Directions: Please print the data exactly as given, from the start through the line that contains "day1-speaker-label: Palestrante [121,441,181,453]", including that line.

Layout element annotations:
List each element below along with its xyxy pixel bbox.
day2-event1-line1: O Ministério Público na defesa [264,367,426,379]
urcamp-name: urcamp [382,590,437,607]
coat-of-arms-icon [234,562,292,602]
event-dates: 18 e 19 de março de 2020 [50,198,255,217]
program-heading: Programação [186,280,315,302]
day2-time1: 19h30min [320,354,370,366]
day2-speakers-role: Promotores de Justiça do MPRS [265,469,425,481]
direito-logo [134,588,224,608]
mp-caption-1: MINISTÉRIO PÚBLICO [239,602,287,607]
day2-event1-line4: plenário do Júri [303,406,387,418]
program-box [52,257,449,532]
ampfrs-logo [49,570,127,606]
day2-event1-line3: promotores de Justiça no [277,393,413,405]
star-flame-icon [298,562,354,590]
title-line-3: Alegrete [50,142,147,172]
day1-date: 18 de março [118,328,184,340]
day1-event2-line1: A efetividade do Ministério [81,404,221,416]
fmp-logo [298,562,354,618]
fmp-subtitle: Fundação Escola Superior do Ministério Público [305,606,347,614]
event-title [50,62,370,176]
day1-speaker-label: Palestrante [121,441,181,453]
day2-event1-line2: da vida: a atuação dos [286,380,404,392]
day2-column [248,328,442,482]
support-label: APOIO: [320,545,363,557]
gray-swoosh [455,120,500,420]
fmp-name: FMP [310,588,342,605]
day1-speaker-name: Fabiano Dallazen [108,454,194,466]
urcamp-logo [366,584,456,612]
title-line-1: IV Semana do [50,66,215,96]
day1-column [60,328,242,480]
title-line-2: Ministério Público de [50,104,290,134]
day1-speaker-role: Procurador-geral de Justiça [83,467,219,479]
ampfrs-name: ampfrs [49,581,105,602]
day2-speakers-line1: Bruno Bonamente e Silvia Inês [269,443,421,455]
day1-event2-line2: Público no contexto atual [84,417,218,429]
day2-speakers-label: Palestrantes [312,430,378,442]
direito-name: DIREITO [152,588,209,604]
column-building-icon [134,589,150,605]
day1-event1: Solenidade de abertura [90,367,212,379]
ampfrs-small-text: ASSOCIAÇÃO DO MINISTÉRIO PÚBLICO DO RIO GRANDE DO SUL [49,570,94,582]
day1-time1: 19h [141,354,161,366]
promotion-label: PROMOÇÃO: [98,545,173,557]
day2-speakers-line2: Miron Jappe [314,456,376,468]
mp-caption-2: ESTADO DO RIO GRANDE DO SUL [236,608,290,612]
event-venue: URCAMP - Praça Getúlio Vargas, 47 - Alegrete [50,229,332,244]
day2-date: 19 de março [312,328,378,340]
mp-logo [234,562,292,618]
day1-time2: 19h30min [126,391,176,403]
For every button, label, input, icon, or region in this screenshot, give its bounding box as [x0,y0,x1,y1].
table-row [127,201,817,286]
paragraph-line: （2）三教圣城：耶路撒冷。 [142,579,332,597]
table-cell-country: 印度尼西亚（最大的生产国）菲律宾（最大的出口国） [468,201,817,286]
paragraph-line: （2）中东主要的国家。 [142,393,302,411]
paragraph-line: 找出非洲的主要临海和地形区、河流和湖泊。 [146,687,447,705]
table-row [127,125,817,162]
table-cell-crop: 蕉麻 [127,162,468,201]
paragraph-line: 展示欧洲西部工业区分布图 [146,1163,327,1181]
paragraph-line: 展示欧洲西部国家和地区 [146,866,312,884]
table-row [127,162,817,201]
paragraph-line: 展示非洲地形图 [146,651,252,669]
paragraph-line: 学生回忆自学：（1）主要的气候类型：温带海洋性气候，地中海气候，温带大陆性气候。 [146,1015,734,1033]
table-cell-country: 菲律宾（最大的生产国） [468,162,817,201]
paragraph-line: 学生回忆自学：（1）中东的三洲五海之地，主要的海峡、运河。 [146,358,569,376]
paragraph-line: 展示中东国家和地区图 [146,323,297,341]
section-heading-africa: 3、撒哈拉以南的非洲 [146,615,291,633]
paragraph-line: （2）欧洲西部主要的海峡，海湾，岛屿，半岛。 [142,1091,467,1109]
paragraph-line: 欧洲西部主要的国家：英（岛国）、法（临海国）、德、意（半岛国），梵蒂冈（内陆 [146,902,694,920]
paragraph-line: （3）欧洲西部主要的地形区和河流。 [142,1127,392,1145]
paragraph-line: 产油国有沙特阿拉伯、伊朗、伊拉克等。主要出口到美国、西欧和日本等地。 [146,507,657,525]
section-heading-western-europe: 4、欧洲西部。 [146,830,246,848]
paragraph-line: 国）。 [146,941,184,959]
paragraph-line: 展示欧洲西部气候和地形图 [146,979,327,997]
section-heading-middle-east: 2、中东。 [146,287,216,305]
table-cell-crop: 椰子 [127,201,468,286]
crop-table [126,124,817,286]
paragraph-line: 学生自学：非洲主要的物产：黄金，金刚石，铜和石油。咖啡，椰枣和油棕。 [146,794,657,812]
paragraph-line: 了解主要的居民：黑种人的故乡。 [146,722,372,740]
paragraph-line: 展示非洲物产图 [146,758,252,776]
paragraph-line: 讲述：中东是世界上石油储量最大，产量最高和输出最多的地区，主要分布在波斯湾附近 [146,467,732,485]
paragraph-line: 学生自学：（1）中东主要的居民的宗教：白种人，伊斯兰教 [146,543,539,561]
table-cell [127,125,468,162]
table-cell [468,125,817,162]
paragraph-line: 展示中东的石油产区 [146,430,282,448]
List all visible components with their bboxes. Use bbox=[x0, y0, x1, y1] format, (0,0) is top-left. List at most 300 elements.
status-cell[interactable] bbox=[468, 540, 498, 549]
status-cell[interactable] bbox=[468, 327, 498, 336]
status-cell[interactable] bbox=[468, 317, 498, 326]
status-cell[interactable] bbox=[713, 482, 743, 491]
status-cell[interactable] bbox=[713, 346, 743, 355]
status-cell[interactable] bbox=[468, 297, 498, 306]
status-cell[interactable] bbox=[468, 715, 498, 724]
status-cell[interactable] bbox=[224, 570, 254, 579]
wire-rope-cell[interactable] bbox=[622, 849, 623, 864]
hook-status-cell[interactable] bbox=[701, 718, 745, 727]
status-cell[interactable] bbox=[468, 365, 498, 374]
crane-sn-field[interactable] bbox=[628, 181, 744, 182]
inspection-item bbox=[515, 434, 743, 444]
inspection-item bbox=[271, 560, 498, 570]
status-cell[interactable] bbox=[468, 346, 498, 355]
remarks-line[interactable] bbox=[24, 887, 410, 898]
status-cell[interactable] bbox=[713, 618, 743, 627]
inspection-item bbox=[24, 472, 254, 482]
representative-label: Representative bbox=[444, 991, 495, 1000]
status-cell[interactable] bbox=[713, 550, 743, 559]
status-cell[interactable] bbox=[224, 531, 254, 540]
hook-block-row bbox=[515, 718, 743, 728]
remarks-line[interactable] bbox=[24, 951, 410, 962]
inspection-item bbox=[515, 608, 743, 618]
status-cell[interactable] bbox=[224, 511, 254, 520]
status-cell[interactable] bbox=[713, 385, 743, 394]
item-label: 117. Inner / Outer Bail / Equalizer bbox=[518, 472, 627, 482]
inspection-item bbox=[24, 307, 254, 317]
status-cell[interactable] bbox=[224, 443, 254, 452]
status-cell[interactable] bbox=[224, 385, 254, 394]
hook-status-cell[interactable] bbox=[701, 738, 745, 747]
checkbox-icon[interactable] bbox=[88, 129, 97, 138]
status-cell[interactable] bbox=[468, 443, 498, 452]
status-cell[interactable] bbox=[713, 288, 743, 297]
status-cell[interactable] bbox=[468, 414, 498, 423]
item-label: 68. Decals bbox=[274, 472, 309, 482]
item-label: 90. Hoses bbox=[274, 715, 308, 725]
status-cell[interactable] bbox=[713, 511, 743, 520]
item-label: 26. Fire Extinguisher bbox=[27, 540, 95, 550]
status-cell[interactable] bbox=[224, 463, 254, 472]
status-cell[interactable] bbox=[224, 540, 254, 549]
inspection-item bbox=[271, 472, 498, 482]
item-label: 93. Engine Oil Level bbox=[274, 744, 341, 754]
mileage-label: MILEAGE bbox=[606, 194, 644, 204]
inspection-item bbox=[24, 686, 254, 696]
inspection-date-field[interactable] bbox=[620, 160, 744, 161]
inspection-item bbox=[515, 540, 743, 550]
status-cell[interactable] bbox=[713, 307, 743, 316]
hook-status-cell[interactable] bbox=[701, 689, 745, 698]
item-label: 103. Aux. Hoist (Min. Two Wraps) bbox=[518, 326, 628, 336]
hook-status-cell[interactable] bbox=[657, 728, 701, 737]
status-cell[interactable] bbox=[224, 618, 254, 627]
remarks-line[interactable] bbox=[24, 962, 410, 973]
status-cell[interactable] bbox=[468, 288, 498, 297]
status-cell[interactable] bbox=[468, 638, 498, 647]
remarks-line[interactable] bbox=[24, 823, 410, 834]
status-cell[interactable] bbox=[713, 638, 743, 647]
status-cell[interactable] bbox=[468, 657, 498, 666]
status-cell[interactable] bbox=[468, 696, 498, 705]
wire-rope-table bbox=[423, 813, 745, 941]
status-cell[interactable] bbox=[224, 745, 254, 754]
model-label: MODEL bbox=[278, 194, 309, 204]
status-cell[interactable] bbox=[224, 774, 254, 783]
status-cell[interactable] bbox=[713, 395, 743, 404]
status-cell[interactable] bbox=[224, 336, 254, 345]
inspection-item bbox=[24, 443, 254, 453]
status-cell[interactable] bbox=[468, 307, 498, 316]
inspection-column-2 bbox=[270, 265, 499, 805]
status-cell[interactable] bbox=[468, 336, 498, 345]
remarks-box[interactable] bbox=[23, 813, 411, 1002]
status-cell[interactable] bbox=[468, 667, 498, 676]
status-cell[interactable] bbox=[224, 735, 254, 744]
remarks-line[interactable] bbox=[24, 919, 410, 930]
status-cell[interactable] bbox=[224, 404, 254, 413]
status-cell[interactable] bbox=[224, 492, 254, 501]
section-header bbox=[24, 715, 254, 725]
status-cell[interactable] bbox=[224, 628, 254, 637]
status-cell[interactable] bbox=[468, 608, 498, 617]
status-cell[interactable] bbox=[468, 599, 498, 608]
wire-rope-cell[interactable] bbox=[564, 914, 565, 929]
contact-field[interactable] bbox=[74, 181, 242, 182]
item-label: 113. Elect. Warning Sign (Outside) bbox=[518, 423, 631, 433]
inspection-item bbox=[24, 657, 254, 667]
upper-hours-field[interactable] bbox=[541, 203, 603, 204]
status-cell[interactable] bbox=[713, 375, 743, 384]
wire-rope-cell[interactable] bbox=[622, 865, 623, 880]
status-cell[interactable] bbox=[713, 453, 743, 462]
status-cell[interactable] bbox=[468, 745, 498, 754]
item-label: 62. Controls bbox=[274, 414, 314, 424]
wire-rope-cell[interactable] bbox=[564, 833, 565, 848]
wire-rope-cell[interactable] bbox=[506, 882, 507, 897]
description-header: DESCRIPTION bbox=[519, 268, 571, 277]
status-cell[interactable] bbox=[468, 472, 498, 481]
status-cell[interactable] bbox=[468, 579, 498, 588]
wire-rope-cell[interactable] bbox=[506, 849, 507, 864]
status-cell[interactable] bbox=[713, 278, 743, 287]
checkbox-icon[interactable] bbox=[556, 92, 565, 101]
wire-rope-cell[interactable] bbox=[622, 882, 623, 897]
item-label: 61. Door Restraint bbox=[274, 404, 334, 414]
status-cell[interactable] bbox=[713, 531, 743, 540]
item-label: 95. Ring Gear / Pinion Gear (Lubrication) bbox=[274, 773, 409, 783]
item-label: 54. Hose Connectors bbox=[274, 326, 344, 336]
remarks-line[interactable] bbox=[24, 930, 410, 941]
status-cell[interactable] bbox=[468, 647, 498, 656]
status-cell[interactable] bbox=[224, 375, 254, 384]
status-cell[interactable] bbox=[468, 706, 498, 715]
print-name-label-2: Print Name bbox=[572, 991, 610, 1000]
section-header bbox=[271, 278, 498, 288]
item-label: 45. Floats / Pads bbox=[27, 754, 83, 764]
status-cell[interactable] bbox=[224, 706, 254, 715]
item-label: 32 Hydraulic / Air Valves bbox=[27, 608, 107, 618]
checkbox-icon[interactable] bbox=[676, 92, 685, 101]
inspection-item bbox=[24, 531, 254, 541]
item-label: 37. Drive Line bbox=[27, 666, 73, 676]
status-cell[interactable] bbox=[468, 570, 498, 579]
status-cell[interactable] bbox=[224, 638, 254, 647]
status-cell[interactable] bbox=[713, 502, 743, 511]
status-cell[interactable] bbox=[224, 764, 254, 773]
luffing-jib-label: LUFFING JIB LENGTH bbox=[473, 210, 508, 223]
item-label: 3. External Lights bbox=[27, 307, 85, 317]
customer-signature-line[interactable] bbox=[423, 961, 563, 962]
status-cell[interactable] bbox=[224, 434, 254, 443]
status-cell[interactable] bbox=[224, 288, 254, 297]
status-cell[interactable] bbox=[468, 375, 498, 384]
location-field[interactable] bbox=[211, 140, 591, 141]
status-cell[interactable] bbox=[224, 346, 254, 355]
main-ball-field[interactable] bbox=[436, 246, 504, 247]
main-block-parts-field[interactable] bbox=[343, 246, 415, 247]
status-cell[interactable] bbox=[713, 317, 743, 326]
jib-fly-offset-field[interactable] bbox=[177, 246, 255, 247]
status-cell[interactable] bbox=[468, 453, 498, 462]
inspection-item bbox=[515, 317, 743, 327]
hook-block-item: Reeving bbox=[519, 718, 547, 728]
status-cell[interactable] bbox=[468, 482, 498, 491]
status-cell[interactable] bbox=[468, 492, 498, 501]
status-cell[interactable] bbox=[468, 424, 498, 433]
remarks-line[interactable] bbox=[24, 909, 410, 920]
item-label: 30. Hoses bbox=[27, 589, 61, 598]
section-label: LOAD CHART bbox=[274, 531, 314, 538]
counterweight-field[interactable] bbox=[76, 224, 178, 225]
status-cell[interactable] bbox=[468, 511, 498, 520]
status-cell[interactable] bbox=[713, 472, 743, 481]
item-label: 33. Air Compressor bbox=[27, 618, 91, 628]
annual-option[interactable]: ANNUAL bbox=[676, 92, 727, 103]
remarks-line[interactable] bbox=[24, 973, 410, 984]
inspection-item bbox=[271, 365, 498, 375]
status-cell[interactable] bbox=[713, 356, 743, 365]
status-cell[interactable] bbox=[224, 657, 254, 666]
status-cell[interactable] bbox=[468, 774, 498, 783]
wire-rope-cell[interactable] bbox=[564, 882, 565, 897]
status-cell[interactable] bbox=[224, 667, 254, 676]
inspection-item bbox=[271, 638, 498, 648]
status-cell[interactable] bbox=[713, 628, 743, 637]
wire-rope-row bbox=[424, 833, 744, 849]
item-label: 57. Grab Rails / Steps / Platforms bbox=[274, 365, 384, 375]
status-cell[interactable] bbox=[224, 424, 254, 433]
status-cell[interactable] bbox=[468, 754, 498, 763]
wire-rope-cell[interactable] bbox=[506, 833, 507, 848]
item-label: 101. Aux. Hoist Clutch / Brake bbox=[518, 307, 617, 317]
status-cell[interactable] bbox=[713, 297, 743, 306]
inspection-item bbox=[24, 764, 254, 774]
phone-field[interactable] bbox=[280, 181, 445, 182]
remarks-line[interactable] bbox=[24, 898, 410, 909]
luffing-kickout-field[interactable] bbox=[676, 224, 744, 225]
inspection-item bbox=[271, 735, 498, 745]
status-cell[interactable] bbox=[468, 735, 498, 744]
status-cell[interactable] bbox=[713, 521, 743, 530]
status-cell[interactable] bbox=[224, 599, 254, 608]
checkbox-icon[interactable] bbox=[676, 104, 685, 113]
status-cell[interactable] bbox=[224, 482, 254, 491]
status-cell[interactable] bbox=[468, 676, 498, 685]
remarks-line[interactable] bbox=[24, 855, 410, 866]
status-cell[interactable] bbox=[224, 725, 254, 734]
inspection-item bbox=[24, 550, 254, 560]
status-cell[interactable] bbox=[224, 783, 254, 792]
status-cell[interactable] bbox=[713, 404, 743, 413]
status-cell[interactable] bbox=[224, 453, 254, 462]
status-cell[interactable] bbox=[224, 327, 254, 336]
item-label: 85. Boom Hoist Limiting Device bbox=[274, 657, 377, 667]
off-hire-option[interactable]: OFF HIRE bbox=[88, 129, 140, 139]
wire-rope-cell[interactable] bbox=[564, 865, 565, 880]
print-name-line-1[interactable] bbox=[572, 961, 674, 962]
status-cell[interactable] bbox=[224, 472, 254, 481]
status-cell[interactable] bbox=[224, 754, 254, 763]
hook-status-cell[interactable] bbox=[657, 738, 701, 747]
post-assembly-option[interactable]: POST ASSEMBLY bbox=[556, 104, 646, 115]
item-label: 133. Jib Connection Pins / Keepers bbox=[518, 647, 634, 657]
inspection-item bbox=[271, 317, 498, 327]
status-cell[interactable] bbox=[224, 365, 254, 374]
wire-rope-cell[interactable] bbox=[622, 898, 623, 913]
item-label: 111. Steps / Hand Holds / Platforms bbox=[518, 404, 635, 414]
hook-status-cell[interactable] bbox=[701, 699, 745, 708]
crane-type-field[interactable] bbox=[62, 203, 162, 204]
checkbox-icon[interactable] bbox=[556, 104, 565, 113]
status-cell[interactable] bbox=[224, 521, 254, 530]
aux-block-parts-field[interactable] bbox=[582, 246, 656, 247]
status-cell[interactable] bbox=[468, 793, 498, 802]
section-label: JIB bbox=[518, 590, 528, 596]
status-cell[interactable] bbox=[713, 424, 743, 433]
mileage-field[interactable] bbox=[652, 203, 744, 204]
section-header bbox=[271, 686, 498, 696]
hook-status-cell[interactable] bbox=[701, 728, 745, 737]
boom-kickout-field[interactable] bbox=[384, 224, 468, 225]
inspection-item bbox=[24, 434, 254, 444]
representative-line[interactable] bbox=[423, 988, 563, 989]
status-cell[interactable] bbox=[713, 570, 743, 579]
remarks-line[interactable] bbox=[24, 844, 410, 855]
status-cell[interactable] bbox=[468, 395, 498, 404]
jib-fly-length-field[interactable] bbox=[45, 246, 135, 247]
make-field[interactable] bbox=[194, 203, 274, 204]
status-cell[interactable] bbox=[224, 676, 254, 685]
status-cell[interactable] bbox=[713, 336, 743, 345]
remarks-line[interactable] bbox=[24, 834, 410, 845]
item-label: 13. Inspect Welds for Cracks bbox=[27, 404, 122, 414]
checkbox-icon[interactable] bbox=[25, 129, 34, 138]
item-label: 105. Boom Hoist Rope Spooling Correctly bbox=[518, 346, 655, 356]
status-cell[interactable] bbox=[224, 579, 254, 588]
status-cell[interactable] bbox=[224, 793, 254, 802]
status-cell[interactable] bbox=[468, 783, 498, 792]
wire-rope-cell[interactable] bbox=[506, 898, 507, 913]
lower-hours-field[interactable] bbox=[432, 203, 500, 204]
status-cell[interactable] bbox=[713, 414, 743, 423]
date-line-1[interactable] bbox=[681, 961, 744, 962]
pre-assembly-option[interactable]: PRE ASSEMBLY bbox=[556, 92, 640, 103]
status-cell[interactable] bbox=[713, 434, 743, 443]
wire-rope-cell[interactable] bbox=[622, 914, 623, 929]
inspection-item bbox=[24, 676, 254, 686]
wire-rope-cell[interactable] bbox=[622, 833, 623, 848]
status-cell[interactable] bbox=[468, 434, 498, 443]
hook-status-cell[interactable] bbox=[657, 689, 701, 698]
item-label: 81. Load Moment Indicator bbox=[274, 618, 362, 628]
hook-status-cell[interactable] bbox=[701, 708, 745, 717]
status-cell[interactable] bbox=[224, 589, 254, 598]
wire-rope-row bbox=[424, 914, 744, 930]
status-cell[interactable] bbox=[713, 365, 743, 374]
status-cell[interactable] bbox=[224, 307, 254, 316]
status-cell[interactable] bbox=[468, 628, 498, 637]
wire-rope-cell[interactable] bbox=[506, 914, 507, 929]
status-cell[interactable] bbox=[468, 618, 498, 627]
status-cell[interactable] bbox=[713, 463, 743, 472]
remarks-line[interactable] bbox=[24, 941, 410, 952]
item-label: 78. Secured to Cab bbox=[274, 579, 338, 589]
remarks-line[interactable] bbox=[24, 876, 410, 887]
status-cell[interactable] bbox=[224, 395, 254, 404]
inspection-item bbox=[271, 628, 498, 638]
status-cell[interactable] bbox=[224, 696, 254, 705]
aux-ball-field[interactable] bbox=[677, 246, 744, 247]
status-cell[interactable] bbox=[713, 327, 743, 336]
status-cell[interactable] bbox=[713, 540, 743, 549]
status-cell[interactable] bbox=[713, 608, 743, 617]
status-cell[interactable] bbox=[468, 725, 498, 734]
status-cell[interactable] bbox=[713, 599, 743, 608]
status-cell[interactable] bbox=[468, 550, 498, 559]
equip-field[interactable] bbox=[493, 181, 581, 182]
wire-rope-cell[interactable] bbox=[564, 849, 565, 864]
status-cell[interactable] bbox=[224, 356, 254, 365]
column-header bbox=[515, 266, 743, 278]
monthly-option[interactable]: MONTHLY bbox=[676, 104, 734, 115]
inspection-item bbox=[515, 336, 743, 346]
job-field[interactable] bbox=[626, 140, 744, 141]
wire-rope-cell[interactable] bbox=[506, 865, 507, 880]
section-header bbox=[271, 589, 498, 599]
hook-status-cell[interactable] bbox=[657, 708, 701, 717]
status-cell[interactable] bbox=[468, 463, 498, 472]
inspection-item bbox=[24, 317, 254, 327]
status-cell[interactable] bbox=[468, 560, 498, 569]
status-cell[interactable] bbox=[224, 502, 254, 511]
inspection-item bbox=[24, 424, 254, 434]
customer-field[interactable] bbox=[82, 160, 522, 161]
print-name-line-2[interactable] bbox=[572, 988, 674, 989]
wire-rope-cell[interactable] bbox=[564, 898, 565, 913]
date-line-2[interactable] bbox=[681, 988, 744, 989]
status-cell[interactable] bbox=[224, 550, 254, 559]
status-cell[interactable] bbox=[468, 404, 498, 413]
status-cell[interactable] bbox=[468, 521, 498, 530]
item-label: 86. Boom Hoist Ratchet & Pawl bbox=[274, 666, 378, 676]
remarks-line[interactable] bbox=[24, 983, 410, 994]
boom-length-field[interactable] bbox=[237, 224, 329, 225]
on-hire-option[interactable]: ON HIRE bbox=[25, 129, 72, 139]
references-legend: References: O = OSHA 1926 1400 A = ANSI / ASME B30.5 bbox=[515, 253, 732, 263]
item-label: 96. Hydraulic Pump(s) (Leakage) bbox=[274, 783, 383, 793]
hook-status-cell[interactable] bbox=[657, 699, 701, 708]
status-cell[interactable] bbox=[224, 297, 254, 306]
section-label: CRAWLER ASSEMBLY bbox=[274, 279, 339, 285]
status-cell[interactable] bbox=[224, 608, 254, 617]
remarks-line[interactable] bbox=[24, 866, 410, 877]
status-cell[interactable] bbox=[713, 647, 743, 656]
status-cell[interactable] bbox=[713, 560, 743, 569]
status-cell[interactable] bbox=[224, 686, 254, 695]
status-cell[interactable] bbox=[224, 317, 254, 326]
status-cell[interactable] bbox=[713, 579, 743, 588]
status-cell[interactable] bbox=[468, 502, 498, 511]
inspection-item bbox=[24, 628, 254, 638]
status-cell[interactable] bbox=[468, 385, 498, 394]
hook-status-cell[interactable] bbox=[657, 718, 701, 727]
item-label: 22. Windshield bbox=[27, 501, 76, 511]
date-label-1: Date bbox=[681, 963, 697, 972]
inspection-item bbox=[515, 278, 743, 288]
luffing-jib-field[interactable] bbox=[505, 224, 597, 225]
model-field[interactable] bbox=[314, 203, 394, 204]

Correct response:
List each element below along with its xyxy pixel bbox.
day2-event1-line1: O Ministério Público na defesa [264,367,426,379]
urcamp-name: urcamp [382,590,437,607]
coat-of-arms-icon [234,562,292,602]
event-dates: 18 e 19 de março de 2020 [50,198,255,217]
program-heading: Programação [186,280,315,302]
day2-time1: 19h30min [320,354,370,366]
day2-speakers-role: Promotores de Justiça do MPRS [265,469,425,481]
direito-logo [134,588,224,608]
mp-caption-1: MINISTÉRIO PÚBLICO [239,602,287,607]
day2-event1-line4: plenário do Júri [303,406,387,418]
program-box [52,257,449,532]
ampfrs-logo [49,570,127,606]
day2-event1-line3: promotores de Justiça no [277,393,413,405]
star-flame-icon [298,562,354,590]
title-line-3: Alegrete [50,142,147,172]
day1-date: 18 de março [118,328,184,340]
day1-event2-line1: A efetividade do Ministério [81,404,221,416]
fmp-logo [298,562,354,618]
fmp-subtitle: Fundação Escola Superior do Ministério Público [305,606,347,614]
event-title [50,62,370,176]
day1-speaker-label: Palestrante [121,441,181,453]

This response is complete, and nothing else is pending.